>> Begin Data supplied
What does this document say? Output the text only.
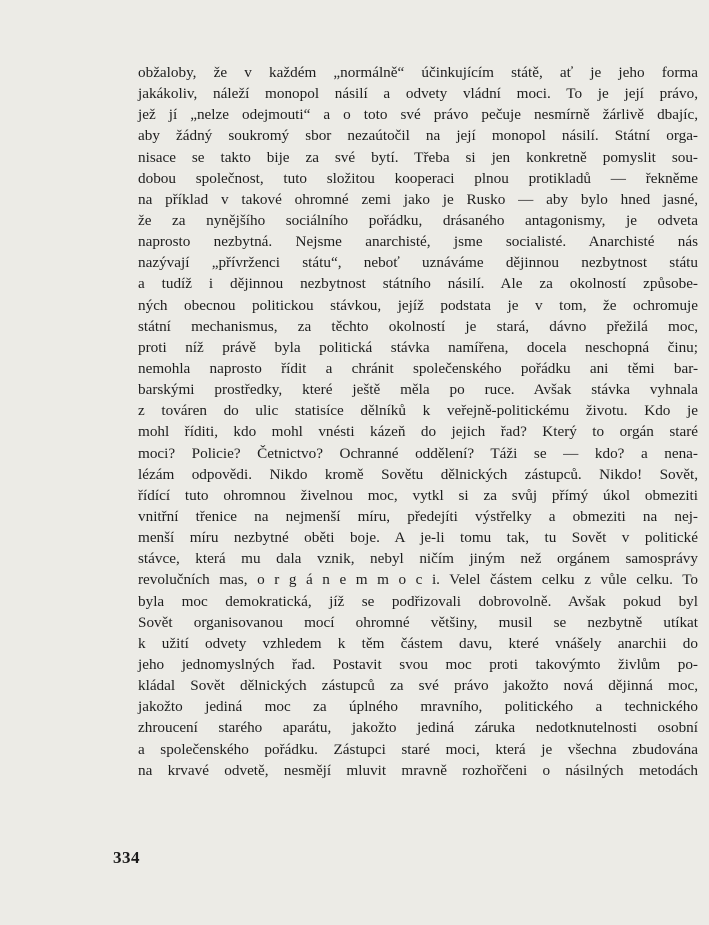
obžaloby, že v každém „normálně“ účinkujícím státě, ať je jeho forma
jakákoliv, náleží monopol násilí a odvety vládní moci. To je její právo,
jež jí „nelze odejmouti“ a o toto své právo pečuje nesmírně žárlivě dbajíc,
aby žádný soukromý sbor nezaútočil na její monopol násilí. Státní orga-
nisace se takto bije za své bytí. Třeba si jen konkretně pomyslit sou-
dobou společnost, tuto složitou kooperaci plnou protikladů — řekněme
na příklad v takové ohromné zemi jako je Rusko — aby bylo hned jasné,
že za nynějšího sociálního pořádku, drásaného antagonismy, je odveta
naprosto nezbytná. Nejsme anarchisté, jsme socialisté. Anarchisté nás
nazývají „přívrženci státu“, neboť uznáváme dějinnou nezbytnost státu
a tudíž i dějinnou nezbytnost státního násilí. Ale za okolností způsobe-
ných obecnou politickou stávkou, jejíž podstata je v tom, že ochromuje
státní mechanismus, za těchto okolností je stará, dávno přežilá moc,
proti níž právě byla politická stávka namířena, docela neschopná činu;
nemohla naprosto řídit a chránit společenského pořádku ani těmi bar-
barskými prostředky, které ještě měla po ruce. Avšak stávka vyhnala
z továren do ulic statisíce dělníků k veřejně-politickému životu. Kdo je
mohl říditi, kdo mohl vnésti kázeň do jejich řad? Který to orgán staré
moci? Policie? Četnictvo? Ochranné oddělení? Táži se — kdo? a nena-
lézám odpovědi. Nikdo kromě Sovětu dělnických zástupců. Nikdo! Sovět,
řídící tuto ohromnou živelnou moc, vytkl si za svůj přímý úkol obmeziti
vnitřní třenice na nejmenší míru, předejíti výstřelky a obmeziti na nej-
menší míru nezbytné oběti boje. A je-li tomu tak, tu Sovět v politické
stávce, která mu dala vznik, nebyl ničím jiným než orgánem samosprávy
revolučních mas, o r g á n e m m o c i. Velel částem celku z vůle celku. To
byla moc demokratická, jíž se podřizovali dobrovolně. Avšak pokud byl
Sovět organisovanou mocí ohromné většiny, musil se nezbytně utíkat
k užití odvety vzhledem k těm částem davu, které vnášely anarchii do
jeho jednomyslných řad. Postavit svou moc proti takovýmto živlům po-
kládal Sovět dělnických zástupců za své právo jakožto nová dějinná moc,
jakožto jediná moc za úplného mravního, politického a technického
zhroucení starého aparátu, jakožto jediná záruka nedotknutelnosti osobní
a společenského pořádku. Zástupci staré moci, která je všechna zbudována
na krvavé odvetě, nesmějí mluvit mravně rozhořčeni o násilných metodách
334
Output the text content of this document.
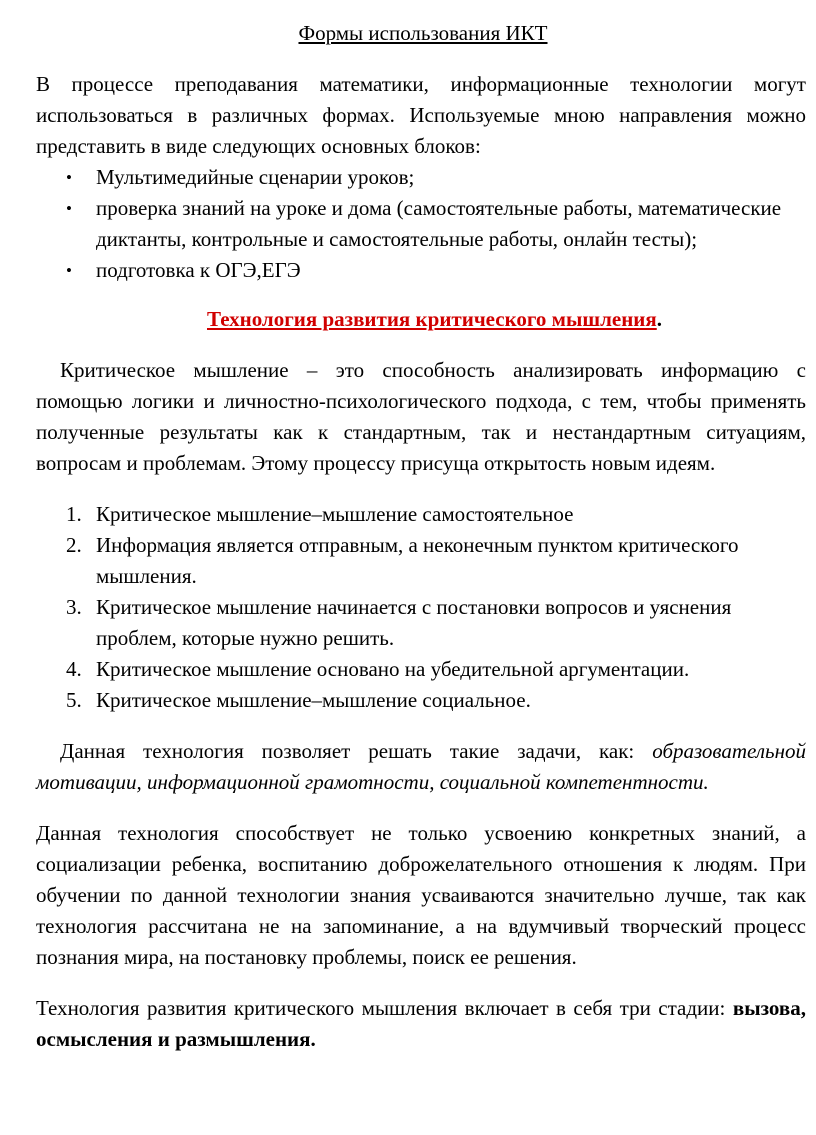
Формы использования ИКТ

В процессе преподавания математики, информационные технологии могут использоваться в различных формах. Используемые мною направления можно представить в виде следующих основных блоков:

• Мультимедийные сценарии уроков;
• проверка знаний на уроке и дома (самостоятельные работы, математические диктанты, контрольные и самостоятельные работы, онлайн тесты);
• подготовка к ОГЭ,ЕГЭ

Технология развития критического мышления.

Критическое мышление – это способность анализировать информацию с помощью логики и личностно-психологического подхода, с тем, чтобы применять полученные результаты как к стандартным, так и нестандартным ситуациям, вопросам и проблемам. Этому процессу присуща открытость новым идеям.

1. Критическое мышление–мышление самостоятельное
2. Информация является отправным, а неконечным пунктом критического мышления.
3. Критическое мышление начинается с постановки вопросов и уяснения проблем, которые нужно решить.
4. Критическое мышление основано на убедительной аргументации.
5. Критическое мышление–мышление социальное.

Данная технология позволяет решать такие задачи, как: образовательной мотивации, информационной грамотности, социальной компетентности.

Данная технология способствует не только усвоению конкретных знаний, а социализации ребенка, воспитанию доброжелательного отношения к людям. При обучении по данной технологии знания усваиваются значительно лучше, так как технология рассчитана не на запоминание, а на вдумчивый творческий процесс познания мира, на постановку проблемы, поиск ее решения.

Технология развития критического мышления включает в себя три стадии: вызова, осмысления и размышления.
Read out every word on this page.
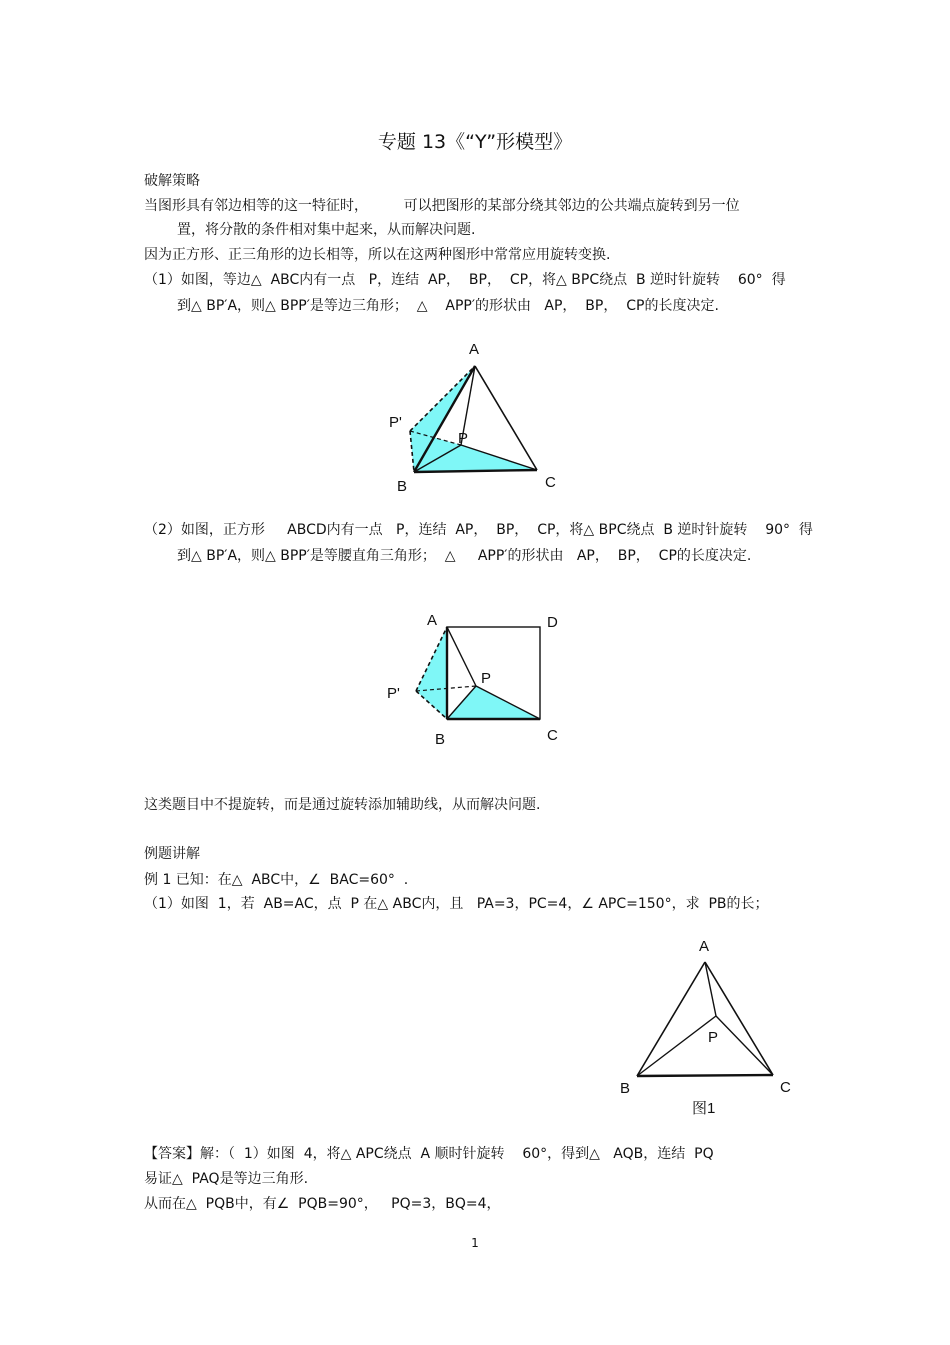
专题 13《“Y”形模型》
破解策略
当图形具有邻边相等的这一特征时，        可以把图形的某部分绕其邻边的公共端点旋转到另一位
置，将分散的条件相对集中起来，从而解决问题.
因为正方形、正三角形的边长相等，所以在这两种图形中常常应用旋转变换.
（1）如图，等边△  ABC内有一点   P，连结  AP，  BP，  CP，将△ BPC绕点  B 逆时针旋转    60°  得
到△ BP′A，则△ BPP′是等边三角形；  △    APP′的形状由   AP，  BP，  CP的长度决定.
A
P'
P
B	C
（2）如图，正方形     ABCD内有一点   P，连结  AP，  BP，  CP，将△ BPC绕点  B 逆时针旋转    90°  得
到△ BP′A，则△ BPP′是等腰直角三角形；  △     APP′的形状由   AP，  BP，  CP的长度决定.
A	D
P'
P
B	C
这类题目中不提旋转，而是通过旋转添加辅助线，从而解决问题.
例题讲解
例 1 已知：在△  ABC中，∠  BAC=60°  .
（1）如图  1，若  AB=AC，点  P 在△ ABC内，且   PA=3，PC=4，∠ APC=150°，求  PB的长；
A
P
B	C
图1
【答案】解：（  1）如图  4，将△ APC绕点  A 顺时针旋转    60°，得到△   AQB，连结  PQ
易证△  PAQ是等边三角形.
从而在△  PQB中，有∠  PQB=90°，   PQ=3，BQ=4，
1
>> End Data supplied
▸ **Aim of the task**: Count the lines in which the string "nezbytnost" appears, then report only that figure.

▸ **Solution to the exercise**: 2